*EXERCISE DIRECTIONS*
Copy the records below exactly, leaving out any pictures.
## start
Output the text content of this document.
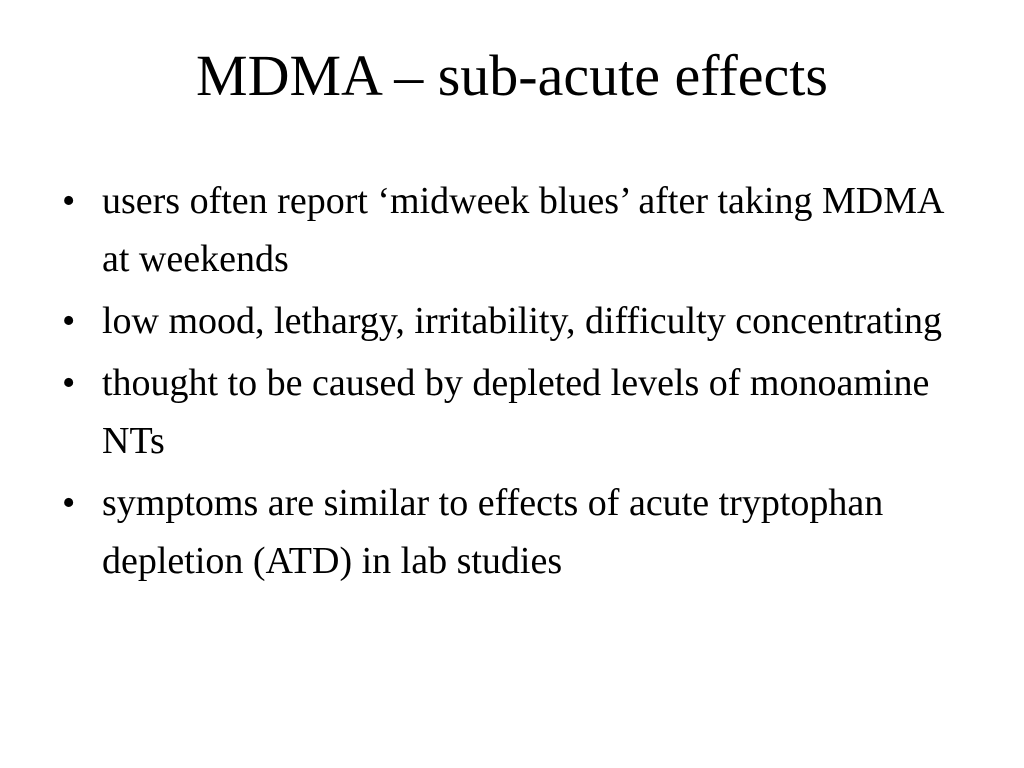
MDMA – sub-acute effects
• users often report ‘midweek blues’ after taking MDMA at weekends
• low mood, lethargy, irritability, difficulty concentrating
• thought to be caused by depleted levels of monoamine NTs
• symptoms are similar to effects of acute tryptophan depletion (ATD) in lab studies
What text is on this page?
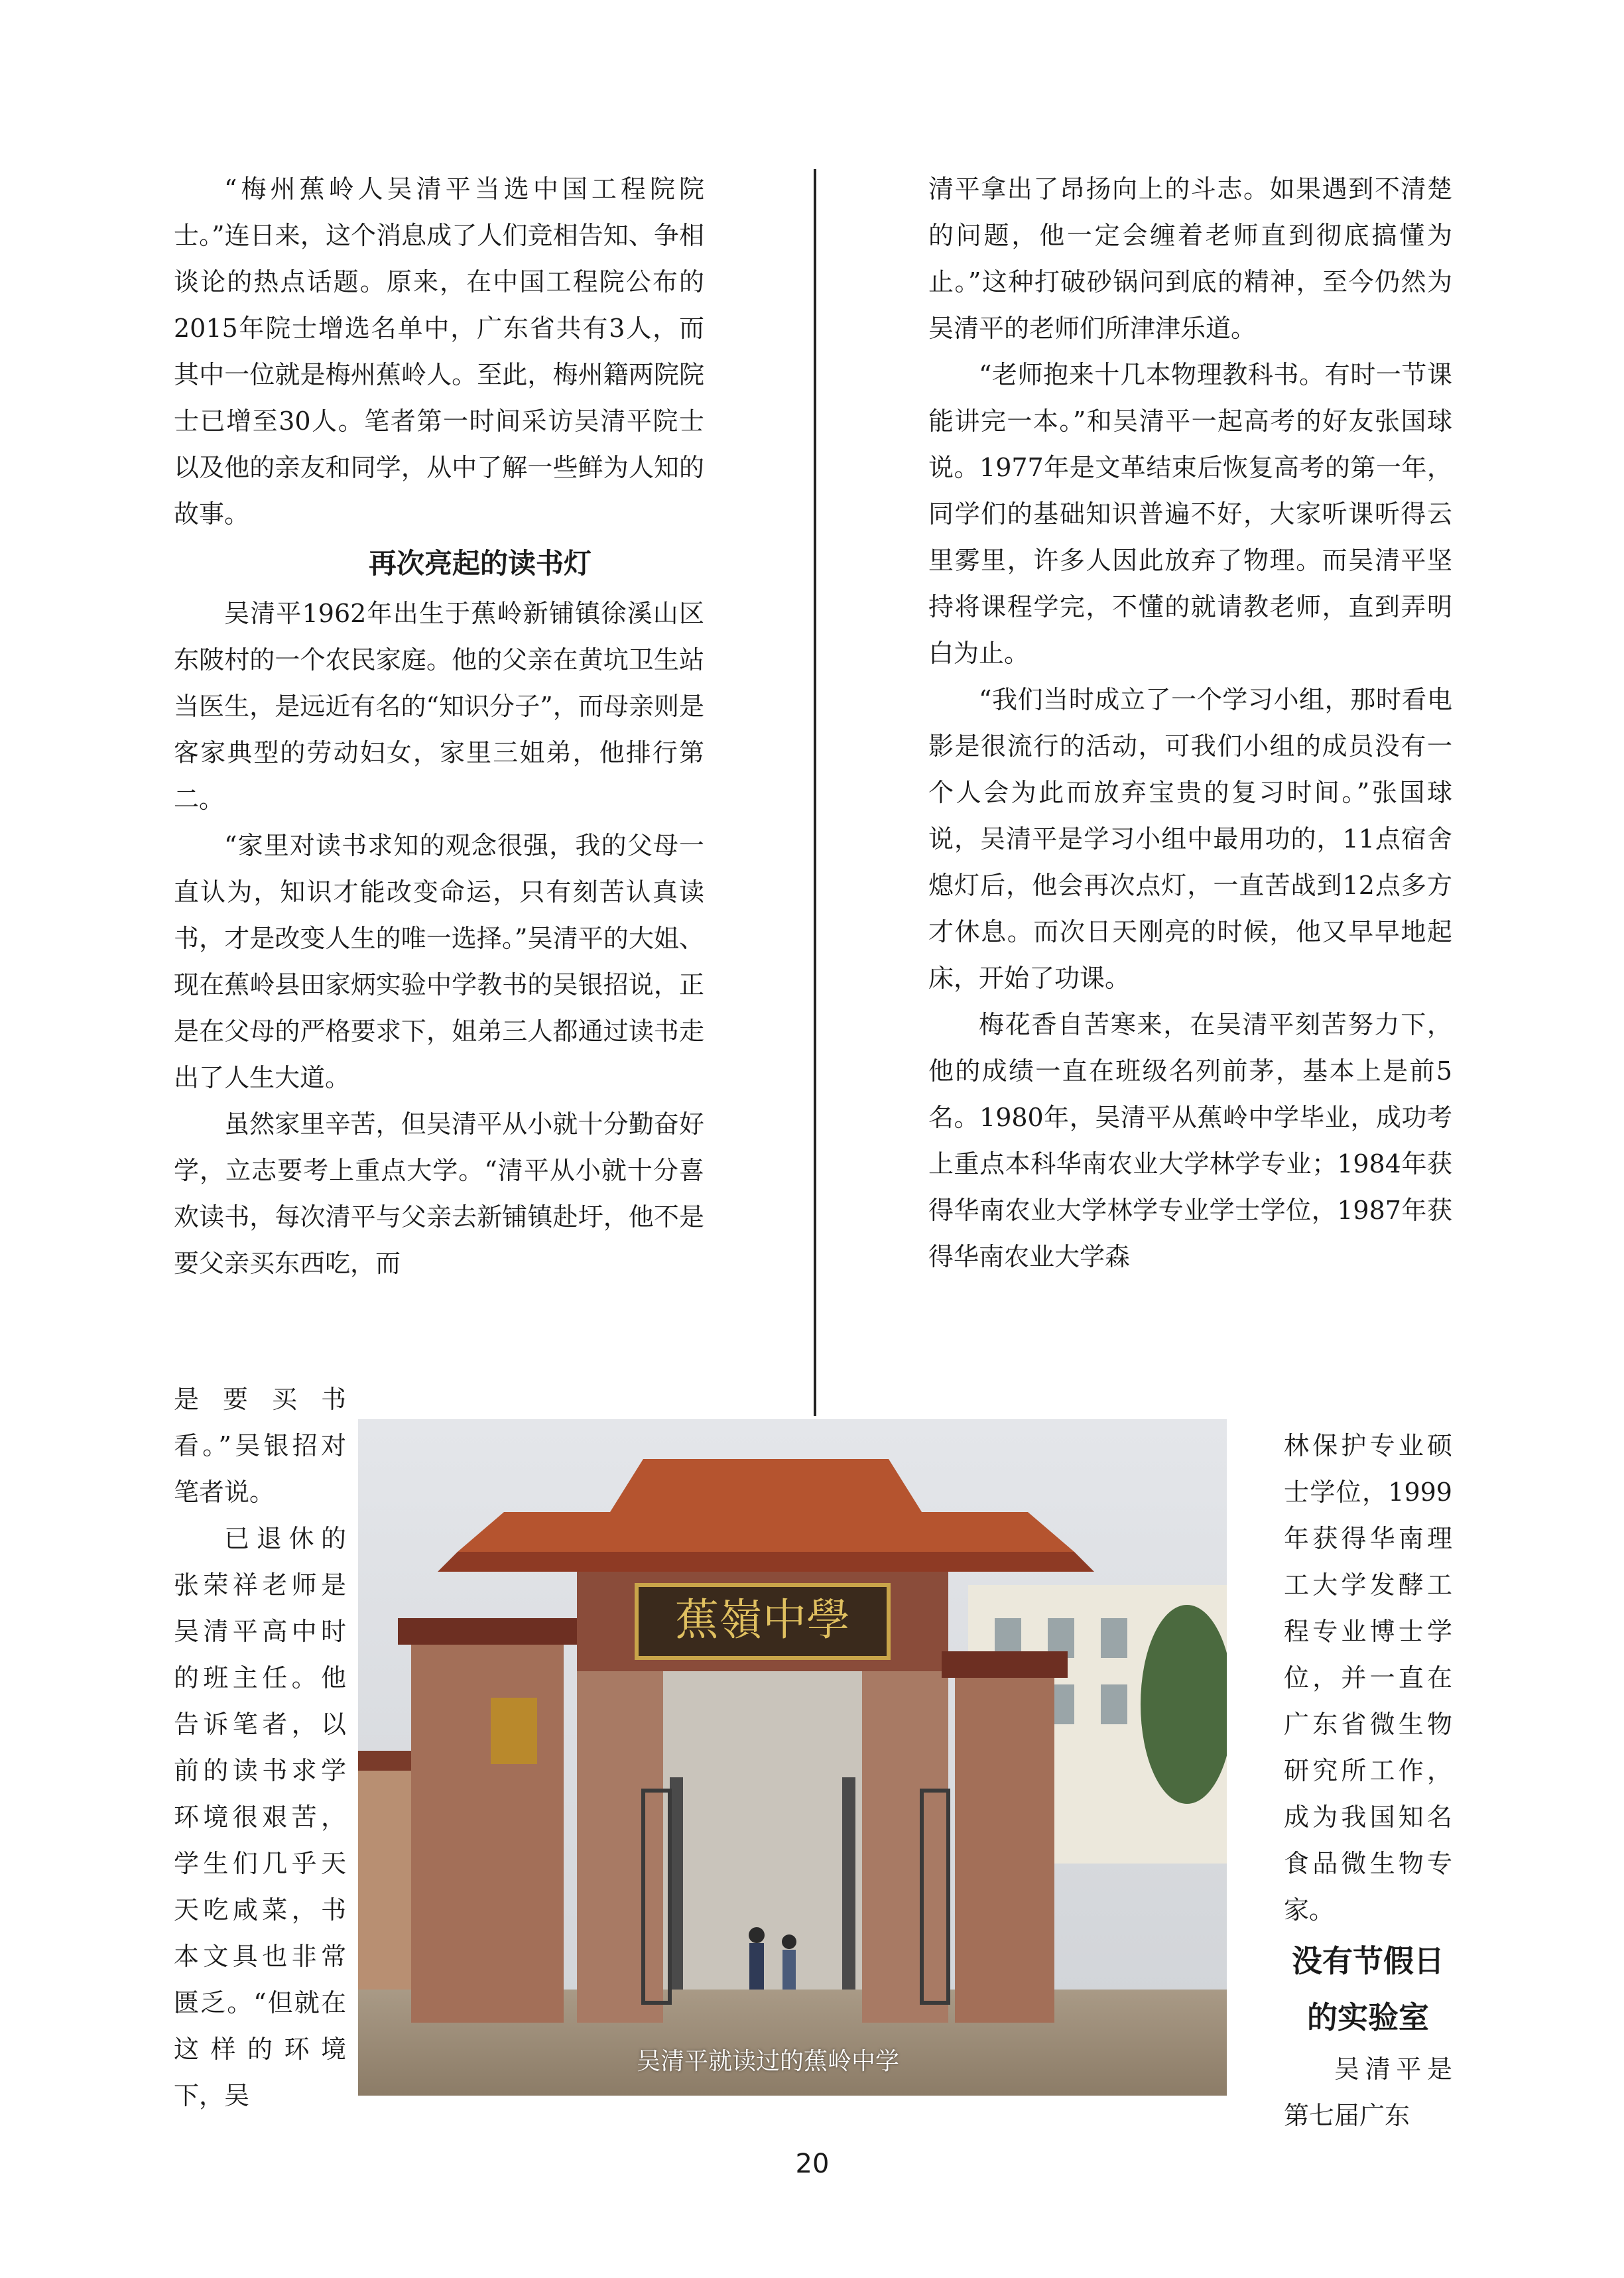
“梅州蕉岭人吴清平当选中国工程院院士。”连日来，这个消息成了人们竞相告知、争相谈论的热点话题。原来，在中国工程院公布的2015年院士增选名单中，广东省共有3人，而其中一位就是梅州蕉岭人。至此，梅州籍两院院士已增至30人。笔者第一时间采访吴清平院士以及他的亲友和同学，从中了解一些鲜为人知的故事。

再次亮起的读书灯

吴清平1962年出生于蕉岭新铺镇徐溪山区东陂村的一个农民家庭。他的父亲在黄坑卫生站当医生，是远近有名的“知识分子”，而母亲则是客家典型的劳动妇女，家里三姐弟，他排行第二。

“家里对读书求知的观念很强，我的父母一直认为，知识才能改变命运，只有刻苦认真读书，才是改变人生的唯一选择。”吴清平的大姐、现在蕉岭县田家炳实验中学教书的吴银招说，正是在父母的严格要求下，姐弟三人都通过读书走出了人生大道。

虽然家里辛苦，但吴清平从小就十分勤奋好学，立志要考上重点大学。“清平从小就十分喜欢读书，每次清平与父亲去新铺镇赴圩，他不是要父亲买东西吃，而

是要买书看。”吴银招对笔者说。

已退休的张荣祥老师是吴清平高中时的班主任。他告诉笔者，以前的读书求学环境很艰苦，学生们几乎天天吃咸菜，书本文具也非常匮乏。“但就在这样的环境下，吴

清平拿出了昂扬向上的斗志。如果遇到不清楚的问题，他一定会缠着老师直到彻底搞懂为止。”这种打破砂锅问到底的精神，至今仍然为吴清平的老师们所津津乐道。

“老师抱来十几本物理教科书。有时一节课能讲完一本。”和吴清平一起高考的好友张国球说。1977年是文革结束后恢复高考的第一年，同学们的基础知识普遍不好，大家听课听得云里雾里，许多人因此放弃了物理。而吴清平坚持将课程学完，不懂的就请教老师，直到弄明白为止。

“我们当时成立了一个学习小组，那时看电影是很流行的活动，可我们小组的成员没有一个人会为此而放弃宝贵的复习时间。”张国球说，吴清平是学习小组中最用功的，11点宿舍熄灯后，他会再次点灯，一直苦战到12点多方才休息。而次日天刚亮的时候，他又早早地起床，开始了功课。

梅花香自苦寒来，在吴清平刻苦努力下，他的成绩一直在班级名列前茅，基本上是前5名。1980年，吴清平从蕉岭中学毕业，成功考上重点本科华南农业大学林学专业；1984年获得华南农业大学林学专业学士学位，1987年获得华南农业大学森

林保护专业硕士学位，1999年获得华南理工大学发酵工程专业博士学位，并一直在广东省微生物研究所工作，成为我国知名食品微生物专家。

没有节假日

的实验室

吴清平是第七届广东

蕉嶺中學
吴清平就读过的蕉岭中学
20
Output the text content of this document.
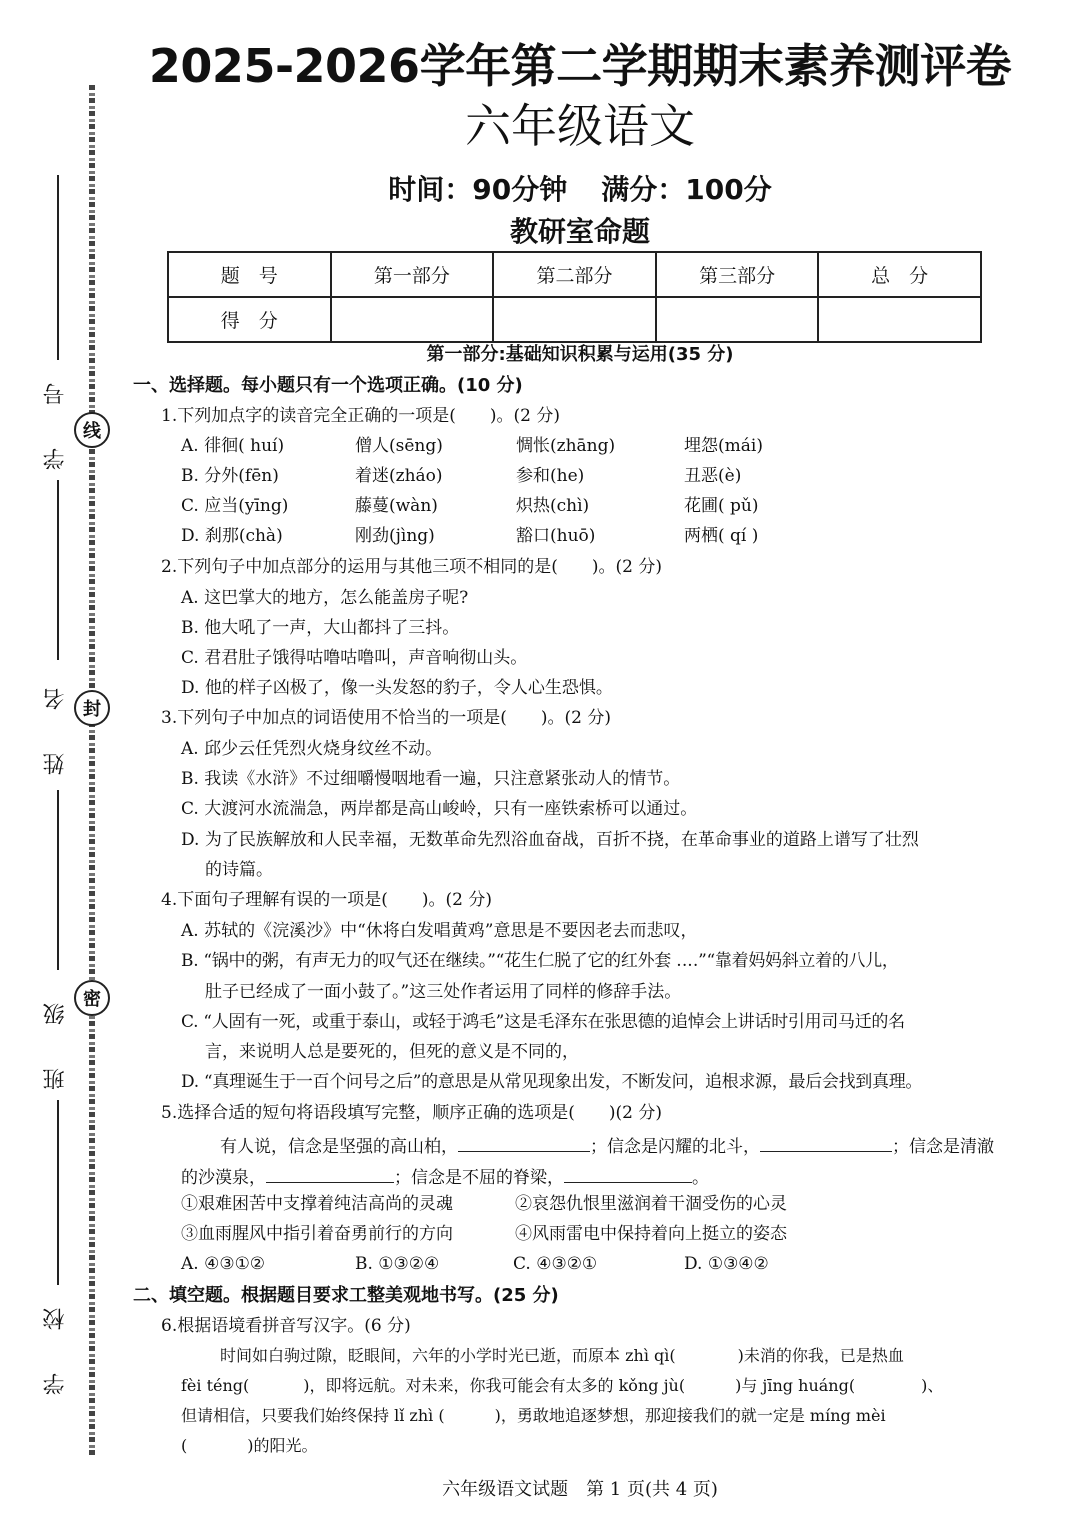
学 号
姓 名
班 级
学 校
线
封
密
2025-2026学年第二学期期末素养测评卷
六年级语文
时间：90分钟 满分：100分
教研室命题
题　号	第一部分	第二部分	第三部分	总　分
得　分				
第一部分:基础知识积累与运用(35 分)
一、选择题。每小题只有一个选项正确。(10 分)
1.下列加点字的读音完全正确的一项是(　　)。(2 分)
A. 徘徊( huí)	僧人(sēng)	惆怅(zhāng)	埋怨(mái)
B. 分外(fēn)	着迷(zháo)	参和(he)	丑恶(è)
C. 应当(yīng)	藤蔓(wàn)	炽热(chì)	花圃( pǔ)
D. 刹那(chà)	刚劲(jìng)	豁口(huō)	两栖( qí )
2.下列句子中加点部分的运用与其他三项不相同的是(　　)。(2 分)
A. 这巴掌大的地方，怎么能盖房子呢?
B. 他大吼了一声，大山都抖了三抖。
C. 君君肚子饿得咕噜咕噜叫，声音响彻山头。
D. 他的样子凶极了，像一头发怒的豹子，令人心生恐惧。
3.下列句子中加点的词语使用不恰当的一项是(　　)。(2 分)
A. 邱少云任凭烈火烧身纹丝不动。
B. 我读《水浒》不过细嚼慢咽地看一遍，只注意紧张动人的情节。
C. 大渡河水流湍急，两岸都是高山峻岭，只有一座铁索桥可以通过。
D. 为了民族解放和人民幸福，无数革命先烈浴血奋战，百折不挠，在革命事业的道路上谱写了壮烈
的诗篇。
4.下面句子理解有误的一项是(　　)。(2 分)
A. 苏轼的《浣溪沙》中“休将白发唱黄鸡”意思是不要因老去而悲叹，
B. “锅中的粥，有声无力的叹气还在继续。”“花生仁脱了它的红外套 ‥‥”“靠着妈妈斜立着的八儿，
肚子已经成了一面小鼓了。”这三处作者运用了同样的修辞手法。
C. “人固有一死，或重于泰山，或轻于鸿毛”这是毛泽东在张思德的追悼会上讲话时引用司马迁的名
言，来说明人总是要死的，但死的意义是不同的，
D. “真理诞生于一百个问号之后”的意思是从常见现象出发，不断发问，追根求源，最后会找到真理。
5.选择合适的短句将语段填写完整，顺序正确的选项是(　　)(2 分)
有人说，信念是坚强的高山柏，	；信念是闪耀的北斗，	；信念是清澈
的沙漠泉，	；信念是不屈的脊梁，	。
①艰难困苦中支撑着纯洁高尚的灵魂	②哀怨仇恨里滋润着干涸受伤的心灵
③血雨腥风中指引着奋勇前行的方向	④风雨雷电中保持着向上挺立的姿态
A. ④③①②	B. ①③②④	C. ④③②①	D. ①③④②
二、填空题。根据题目要求工整美观地书写。(25 分)
6.根据语境看拼音写汉字。(6 分)
时间如白驹过隙，眨眼间，六年的小学时光已逝，而原本 zhì qì(	)未消的你我，已是热血
fèi téng(	)，即将远航。对未来，你我可能会有太多的 kǒng jù(	)与 jīng huáng(	)、
但请相信，只要我们始终保持 lǐ zhì (	)，勇敢地追逐梦想，那迎接我们的就一定是 míng mèi
(	)的阳光。
六年级语文试题　第 1 页(共 4 页)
## end
*EXERCISE RESPONSE*
Output the text content of this document.
MDMA – sub-acute effects
• users often report ‘midweek blues’ after taking MDMA at weekends
• low mood, lethargy, irritability, difficulty concentrating
• thought to be caused by depleted levels of monoamine NTs
• symptoms are similar to effects of acute tryptophan depletion (ATD) in lab studies
What text is on this page?
“梅州蕉岭人吴清平当选中国工程院院士。”连日来，这个消息成了人们竞相告知、争相谈论的热点话题。原来，在中国工程院公布的2015年院士增选名单中，广东省共有3人，而其中一位就是梅州蕉岭人。至此，梅州籍两院院士已增至30人。笔者第一时间采访吴清平院士以及他的亲友和同学，从中了解一些鲜为人知的故事。

再次亮起的读书灯

吴清平1962年出生于蕉岭新铺镇徐溪山区东陂村的一个农民家庭。他的父亲在黄坑卫生站当医生，是远近有名的“知识分子”，而母亲则是客家典型的劳动妇女，家里三姐弟，他排行第二。

“家里对读书求知的观念很强，我的父母一直认为，知识才能改变命运，只有刻苦认真读书，才是改变人生的唯一选择。”吴清平的大姐、现在蕉岭县田家炳实验中学教书的吴银招说，正是在父母的严格要求下，姐弟三人都通过读书走出了人生大道。

虽然家里辛苦，但吴清平从小就十分勤奋好学，立志要考上重点大学。“清平从小就十分喜欢读书，每次清平与父亲去新铺镇赴圩，他不是要父亲买东西吃，而

是要买书看。”吴银招对笔者说。

已退休的张荣祥老师是吴清平高中时的班主任。他告诉笔者，以前的读书求学环境很艰苦，学生们几乎天天吃咸菜，书本文具也非常匮乏。“但就在这样的环境下，吴

清平拿出了昂扬向上的斗志。如果遇到不清楚的问题，他一定会缠着老师直到彻底搞懂为止。”这种打破砂锅问到底的精神，至今仍然为吴清平的老师们所津津乐道。

“老师抱来十几本物理教科书。有时一节课能讲完一本。”和吴清平一起高考的好友张国球说。1977年是文革结束后恢复高考的第一年，同学们的基础知识普遍不好，大家听课听得云里雾里，许多人因此放弃了物理。而吴清平坚持将课程学完，不懂的就请教老师，直到弄明白为止。

“我们当时成立了一个学习小组，那时看电影是很流行的活动，可我们小组的成员没有一个人会为此而放弃宝贵的复习时间。”张国球说，吴清平是学习小组中最用功的，11点宿舍熄灯后，他会再次点灯，一直苦战到12点多方才休息。而次日天刚亮的时候，他又早早地起床，开始了功课。

梅花香自苦寒来，在吴清平刻苦努力下，他的成绩一直在班级名列前茅，基本上是前5名。1980年，吴清平从蕉岭中学毕业，成功考上重点本科华南农业大学林学专业；1984年获得华南农业大学林学专业学士学位，1987年获得华南农业大学森

林保护专业硕士学位，1999年获得华南理工大学发酵工程专业博士学位，并一直在广东省微生物研究所工作，成为我国知名食品微生物专家。

没有节假日

的实验室

吴清平是第七届广东

蕉嶺中學
吴清平就读过的蕉岭中学
20
Output the text content of this document.
学 号
姓 名
班 级
学 校
线
封
密
2025-2026学年第二学期期末素养测评卷
六年级语文
时间：90分钟 满分：100分
教研室命题
题　号	第一部分	第二部分	第三部分	总　分
得　分				
第一部分:基础知识积累与运用(35 分)
一、选择题。每小题只有一个选项正确。(10 分)
1.下列加点字的读音完全正确的一项是(　　)。(2 分)
A. 徘徊( huí)	僧人(sēng)	惆怅(zhāng)	埋怨(mái)
B. 分外(fēn)	着迷(zháo)	参和(he)	丑恶(è)
C. 应当(yīng)	藤蔓(wàn)	炽热(chì)	花圃( pǔ)
D. 刹那(chà)	刚劲(jìng)	豁口(huō)	两栖( qí )
2.下列句子中加点部分的运用与其他三项不相同的是(　　)。(2 分)
A. 这巴掌大的地方，怎么能盖房子呢?
B. 他大吼了一声，大山都抖了三抖。
C. 君君肚子饿得咕噜咕噜叫，声音响彻山头。
D. 他的样子凶极了，像一头发怒的豹子，令人心生恐惧。
3.下列句子中加点的词语使用不恰当的一项是(　　)。(2 分)
A. 邱少云任凭烈火烧身纹丝不动。
B. 我读《水浒》不过细嚼慢咽地看一遍，只注意紧张动人的情节。
C. 大渡河水流湍急，两岸都是高山峻岭，只有一座铁索桥可以通过。
D. 为了民族解放和人民幸福，无数革命先烈浴血奋战，百折不挠，在革命事业的道路上谱写了壮烈
的诗篇。
4.下面句子理解有误的一项是(　　)。(2 分)
A. 苏轼的《浣溪沙》中“休将白发唱黄鸡”意思是不要因老去而悲叹，
B. “锅中的粥，有声无力的叹气还在继续。”“花生仁脱了它的红外套 ‥‥”“靠着妈妈斜立着的八儿，
肚子已经成了一面小鼓了。”这三处作者运用了同样的修辞手法。
C. “人固有一死，或重于泰山，或轻于鸿毛”这是毛泽东在张思德的追悼会上讲话时引用司马迁的名
言，来说明人总是要死的，但死的意义是不同的，
D. “真理诞生于一百个问号之后”的意思是从常见现象出发，不断发问，追根求源，最后会找到真理。
5.选择合适的短句将语段填写完整，顺序正确的选项是(　　)(2 分)
有人说，信念是坚强的高山柏，	；信念是闪耀的北斗，	；信念是清澈
的沙漠泉，	；信念是不屈的脊梁，	。
①艰难困苦中支撑着纯洁高尚的灵魂	②哀怨仇恨里滋润着干涸受伤的心灵
③血雨腥风中指引着奋勇前行的方向	④风雨雷电中保持着向上挺立的姿态
A. ④③①②	B. ①③②④	C. ④③②①	D. ①③④②
二、填空题。根据题目要求工整美观地书写。(25 分)
6.根据语境看拼音写汉字。(6 分)
时间如白驹过隙，眨眼间，六年的小学时光已逝，而原本 zhì qì(	)未消的你我，已是热血
fèi téng(	)，即将远航。对未来，你我可能会有太多的 kǒng jù(	)与 jīng huáng(	)、
但请相信，只要我们始终保持 lǐ zhì (	)，勇敢地追逐梦想，那迎接我们的就一定是 míng mèi
(	)的阳光。
六年级语文试题　第 1 页(共 4 页)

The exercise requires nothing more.